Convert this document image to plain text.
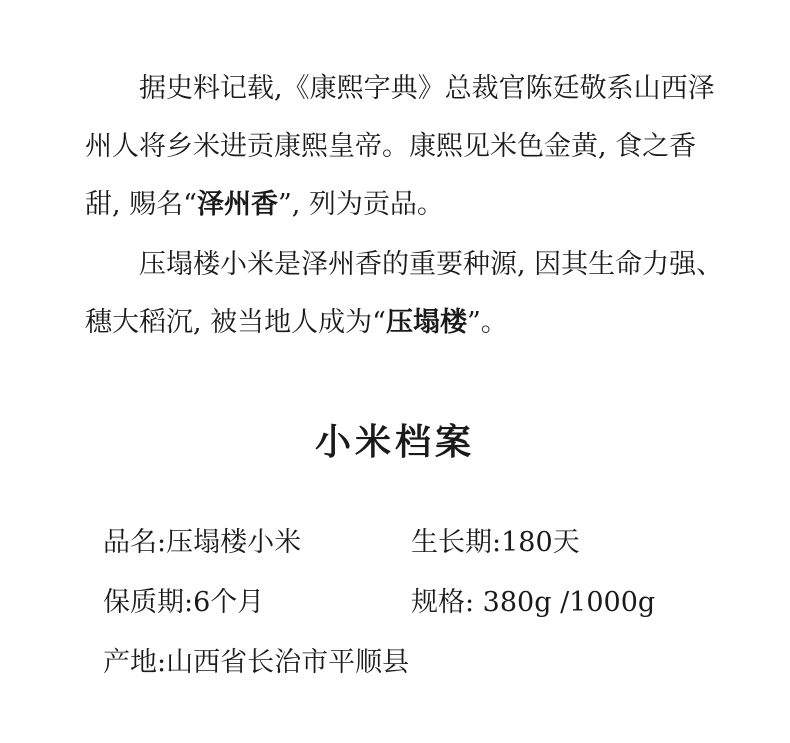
据史料记载,《康熙字典》总裁官陈廷敬系山西泽州人将乡米进贡康熙皇帝。康熙见米色金黄, 食之香甜, 赐名“泽州香”, 列为贡品。

压塌楼小米是泽州香的重要种源, 因其生命力强、穗大稻沉, 被当地人成为“压塌楼”。

小米档案
品名:压塌楼小米	生长期:180天
保质期:6个月	规格: 380g /1000g
产地:山西省长治市平顺县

========

[Required task]: Write out every record above exactly as it stands, but leave out the pictures.

[Written answer]:
Convert this document image to plain text.
据史料记载,《康熙字典》总裁官陈廷敬系山西泽州人将乡米进贡康熙皇帝。康熙见米色金黄, 食之香甜, 赐名“泽州香”, 列为贡品。

压塌楼小米是泽州香的重要种源, 因其生命力强、穗大稻沉, 被当地人成为“压塌楼”。

小米档案
品名:压塌楼小米	生长期:180天
保质期:6个月	规格: 380g /1000g
产地:山西省长治市平顺县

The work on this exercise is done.